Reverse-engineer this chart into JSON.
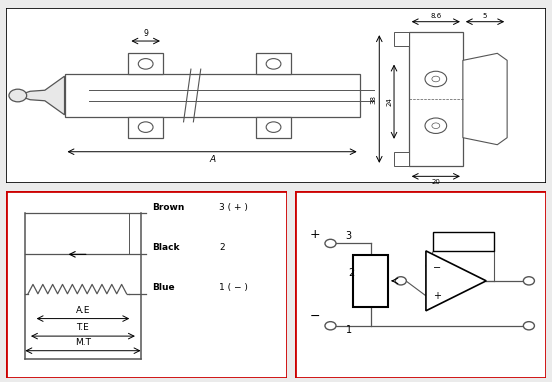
{
  "bg_color": "#ebebeb",
  "line_color": "#555555",
  "black": "#000000",
  "red_box_color": "#cc0000",
  "top_panel": {
    "dim_9": "9",
    "dim_A": "A",
    "dim_8p6": "8.6",
    "dim_5": "5",
    "dim_38": "38",
    "dim_24": "24",
    "dim_20": "20"
  },
  "wire_labels": [
    {
      "color_name": "Brown",
      "num": "3 ( + )"
    },
    {
      "color_name": "Black",
      "num": "2"
    },
    {
      "color_name": "Blue",
      "num": "1 ( − )"
    }
  ],
  "dim_labels": [
    "A.E",
    "T.E",
    "M.T"
  ]
}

——

All the material shown above is to be copied exactly, with no pictures carried over.

Reverse-engineer this chart into JSON.
{
  "bg_color": "#ebebeb",
  "line_color": "#555555",
  "black": "#000000",
  "red_box_color": "#cc0000",
  "top_panel": {
    "dim_9": "9",
    "dim_A": "A",
    "dim_8p6": "8.6",
    "dim_5": "5",
    "dim_38": "38",
    "dim_24": "24",
    "dim_20": "20"
  },
  "wire_labels": [
    {
      "color_name": "Brown",
      "num": "3 ( + )"
    },
    {
      "color_name": "Black",
      "num": "2"
    },
    {
      "color_name": "Blue",
      "num": "1 ( − )"
    }
  ],
  "dim_labels": [
    "A.E",
    "T.E",
    "M.T"
  ]
}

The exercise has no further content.